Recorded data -
>>>

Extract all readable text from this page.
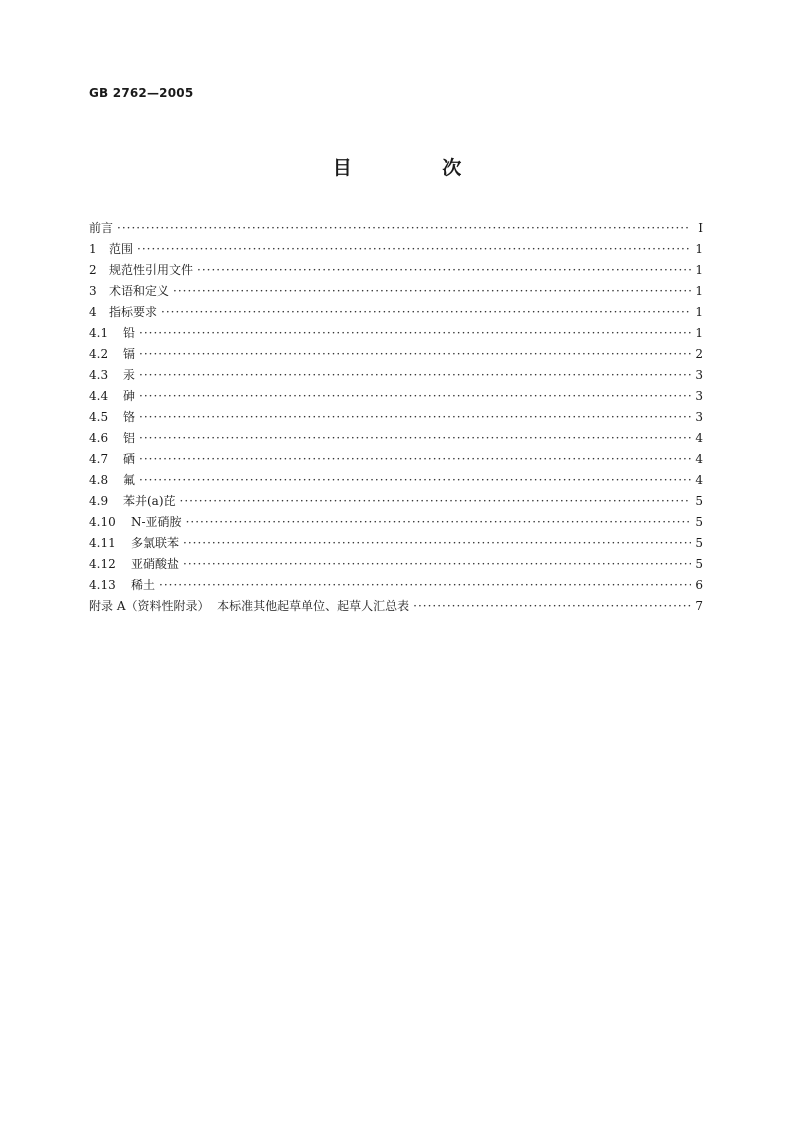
GB 2762—2005
目 次
前言 ·····	Ⅰ
1	范围 ·····	1
2	规范性引用文件 ·····	1
3	术语和定义 ·····	1
4	指标要求 ·····	1
4.1	铅 ·····	1
4.2	镉 ·····	2
4.3	汞 ·····	3
4.4	砷 ·····	3
4.5	铬 ·····	3
4.6	铝 ·····	4
4.7	硒 ·····	4
4.8	氟 ·····	4
4.9	苯并(a)芘 ·····	5
4.10	N-亚硝胺 ·····	5
4.11	多氯联苯 ·····	5
4.12	亚硝酸盐 ·····	5
4.13	稀土 ·····	6
附录 A（资料性附录）  本标准其他起草单位、起草人汇总表 ·····	7
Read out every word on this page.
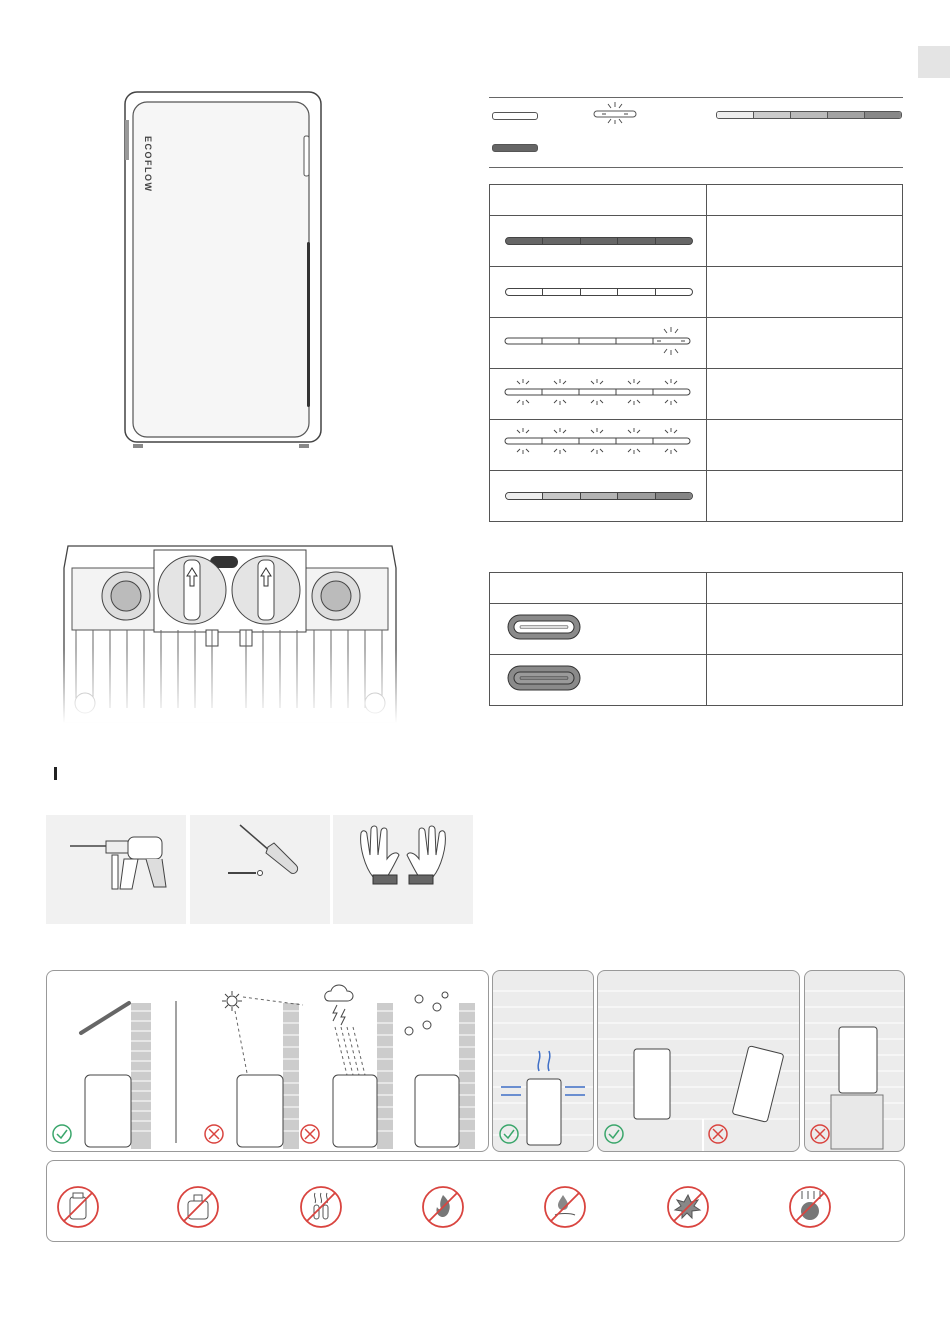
ECOFLOW
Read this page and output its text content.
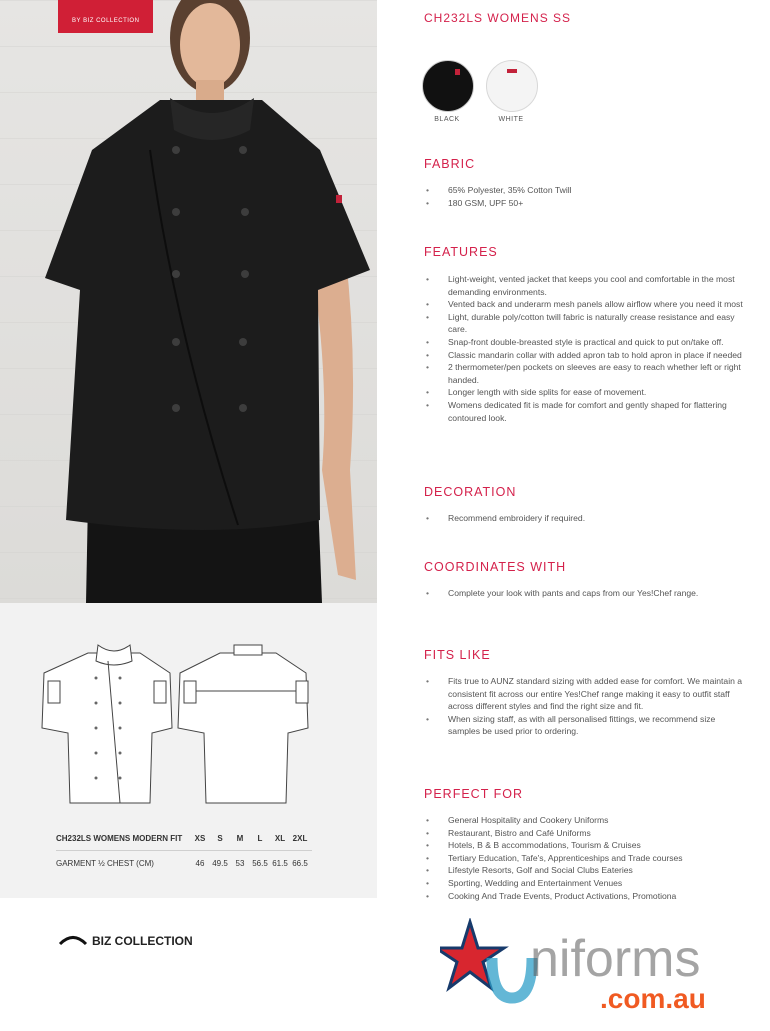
BY BIZ COLLECTION
CH232LS WOMENS MODERN FIT	XS	S	M	L	XL 2XL
GARMENT ½ CHEST (CM)	46 49.5 53 56.5 61.5 66.5
BIZ COLLECTION
CH232LS WOMENS SS
BLACK	WHITE
FABRIC
• 65% Polyester, 35% Cotton Twill
• 180 GSM, UPF 50+
FEATURES
• Light-weight, vented jacket that keeps you cool and comfortable in the most demanding environments.
• Vented back and underarm mesh panels allow airflow where you need it most
• Light, durable poly/cotton twill fabric is naturally crease resistance and easy care.
• Snap-front double-breasted style is practical and quick to put on/take off.
• Classic mandarin collar with added apron tab to hold apron in place if needed
• 2 thermometer/pen pockets on sleeves are easy to reach whether left or right handed.
• Longer length with side splits for ease of movement.
• Womens dedicated fit is made for comfort and gently shaped for flattering contoured look.
DECORATION
• Recommend embroidery if required.
COORDINATES WITH
• Complete your look with pants and caps from our Yes!Chef range.
FITS LIKE
• Fits true to AUNZ standard sizing with added ease for comfort. We maintain a consistent fit across our entire Yes!Chef range making it easy to outfit staff across different styles and find the right size and fit.
• When sizing staff, as with all personalised fittings, we recommend size samples be used prior to ordering.
PERFECT FOR
• General Hospitality and Cookery Uniforms
• Restaurant, Bistro and Café Uniforms
• Hotels, B & B accommodations, Tourism & Cruises
• Tertiary Education, Tafe's, Apprenticeships and Trade courses
• Lifestyle Resorts, Golf and Social Clubs Eateries
• Sporting, Wedding and Entertainment Venues
• Cooking And Trade Events, Product Activations, Promotiona
niforms
.com.au
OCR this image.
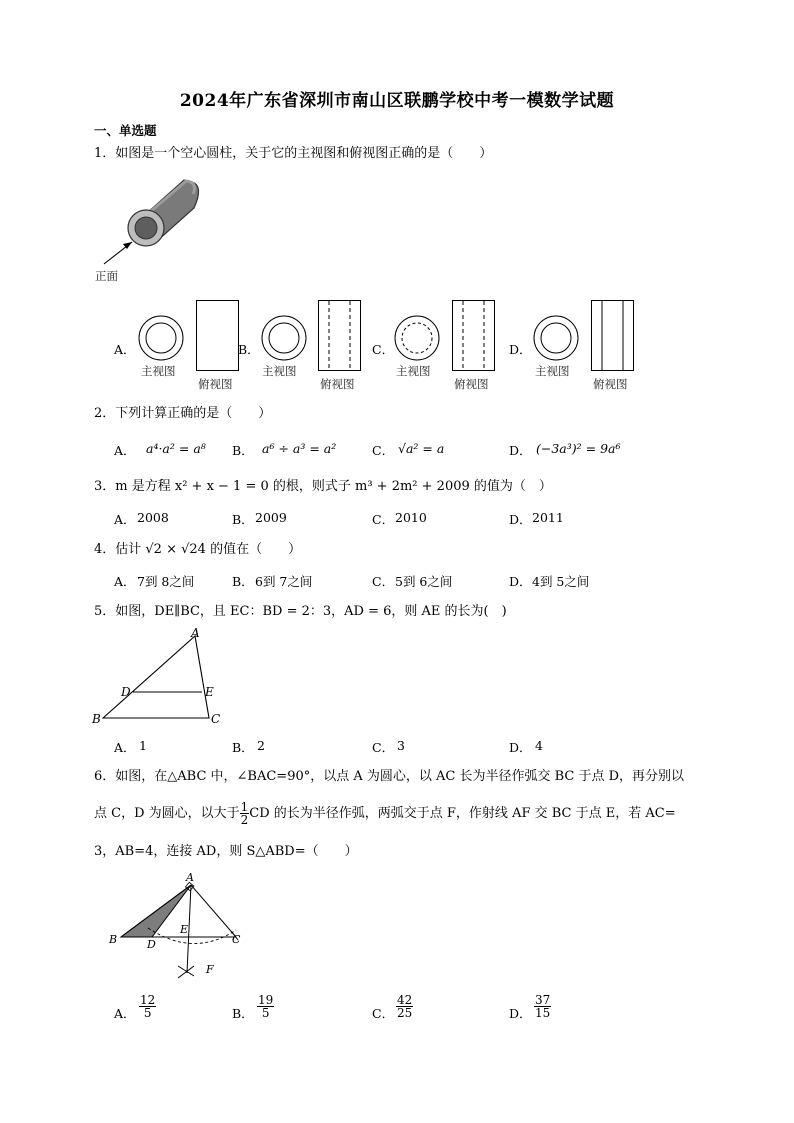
2024年广东省深圳市南山区联鹏学校中考一模数学试题
一、单选题
1．如图是一个空心圆柱，关于它的主视图和俯视图正确的是（　　）
正面
A．
主视图
俯视图
B．
主视图
俯视图
C．
主视图
俯视图
D．
主视图
俯视图
2．下列计算正确的是（　　）
A． a⁴·a² = a⁸ B． a⁶ ÷ a³ = a²	C． √a² = a	D． (−3a³)² = 9a⁶
3．m 是方程 x² + x − 1 = 0 的根，则式子 m³ + 2m² + 2009 的值为（　）
A． 2008	B． 2009	C． 2010	D． 2011
4．估计 √2 × √24 的值在（　　）
A． 7到 8之间	B． 6到 7之间	C． 5到 6之间	D． 4到 5之间
5．如图，DE∥BC，且 EC：BD = 2：3，AD = 6，则 AE 的长为(　)
A
B	C
D	E
A． 1	B． 2	C． 3	D． 4
6．如图，在△ABC 中，∠BAC=90°，以点 A 为圆心，以 AC 长为半径作弧交 BC 于点 D，再分别以
点 C，D 为圆心，以大于 $\frac{1}{2}$ CD 的长为半径作弧，两弧交于点 F，作射线 AF 交 BC 于点 E，若 AC=
3，AB=4，连接 AD，则 S△ABD=（　　）
A
B	C
D
E
F
A． $\frac{12}{5}$	B． $\frac{19}{5}$	C． $\frac{42}{25}$	D． $\frac{37}{15}$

<<<

Every entry must be written out exactly, with all pictures left out.

Solution to this exercise -
Extract all readable text from this page.
GB 2762—2005
目 次
前言 ·····	Ⅰ
1	范围 ·····	1
2	规范性引用文件 ·····	1
3	术语和定义 ·····	1
4	指标要求 ·····	1
4.1	铅 ·····	1
4.2	镉 ·····	2
4.3	汞 ·····	3
4.4	砷 ·····	3
4.5	铬 ·····	3
4.6	铝 ·····	4
4.7	硒 ·····	4
4.8	氟 ·····	4
4.9	苯并(a)芘 ·····	5
4.10	N-亚硝胺 ·····	5
4.11	多氯联苯 ·····	5
4.12	亚硝酸盐 ·····	5
4.13	稀土 ·····	6
附录 A（资料性附录）  本标准其他起草单位、起草人汇总表 ·····	7
Read out every word on this page.
ECOFLOW
Read this page and output its text content.
BY BIZ COLLECTION
CH232LS WOMENS MODERN FIT	XS	S	M	L	XL 2XL
GARMENT ½ CHEST (CM)	46 49.5 53 56.5 61.5 66.5
BIZ COLLECTION
CH232LS WOMENS SS
BLACK	WHITE
FABRIC
• 65% Polyester, 35% Cotton Twill
• 180 GSM, UPF 50+
FEATURES
• Light-weight, vented jacket that keeps you cool and comfortable in the most demanding environments.
• Vented back and underarm mesh panels allow airflow where you need it most
• Light, durable poly/cotton twill fabric is naturally crease resistance and easy care.
• Snap-front double-breasted style is practical and quick to put on/take off.
• Classic mandarin collar with added apron tab to hold apron in place if needed
• 2 thermometer/pen pockets on sleeves are easy to reach whether left or right handed.
• Longer length with side splits for ease of movement.
• Womens dedicated fit is made for comfort and gently shaped for flattering contoured look.
DECORATION
• Recommend embroidery if required.
COORDINATES WITH
• Complete your look with pants and caps from our Yes!Chef range.
FITS LIKE
• Fits true to AUNZ standard sizing with added ease for comfort. We maintain a consistent fit across our entire Yes!Chef range making it easy to outfit staff across different styles and find the right size and fit.
• When sizing staff, as with all personalised fittings, we recommend size samples be used prior to ordering.
PERFECT FOR
• General Hospitality and Cookery Uniforms
• Restaurant, Bistro and Café Uniforms
• Hotels, B & B accommodations, Tourism & Cruises
• Tertiary Education, Tafe's, Apprenticeships and Trade courses
• Lifestyle Resorts, Golf and Social Clubs Eateries
• Sporting, Wedding and Entertainment Venues
• Cooking And Trade Events, Product Activations, Promotiona
niforms
.com.au
OCR this image.
2024年广东省深圳市南山区联鹏学校中考一模数学试题
一、单选题
1．如图是一个空心圆柱，关于它的主视图和俯视图正确的是（　　）
正面
A．
主视图
俯视图
B．
主视图
俯视图
C．
主视图
俯视图
D．
主视图
俯视图
2．下列计算正确的是（　　）
A． a⁴·a² = a⁸ B． a⁶ ÷ a³ = a²	C． √a² = a	D． (−3a³)² = 9a⁶
3．m 是方程 x² + x − 1 = 0 的根，则式子 m³ + 2m² + 2009 的值为（　）
A． 2008	B． 2009	C． 2010	D． 2011
4．估计 √2 × √24 的值在（　　）
A． 7到 8之间	B． 6到 7之间	C． 5到 6之间	D． 4到 5之间
5．如图，DE∥BC，且 EC：BD = 2：3，AD = 6，则 AE 的长为(　)
A
B	C
D	E
A． 1	B． 2	C． 3	D． 4
6．如图，在△ABC 中，∠BAC=90°，以点 A 为圆心，以 AC 长为半径作弧交 BC 于点 D，再分别以
点 C，D 为圆心，以大于 $\frac{1}{2}$ CD 的长为半径作弧，两弧交于点 F，作射线 AF 交 BC 于点 E，若 AC=
3，AB=4，连接 AD，则 S△ABD=（　　）
A
B	C
D
E
F
A． $\frac{12}{5}$	B． $\frac{19}{5}$	C． $\frac{42}{25}$	D． $\frac{37}{15}$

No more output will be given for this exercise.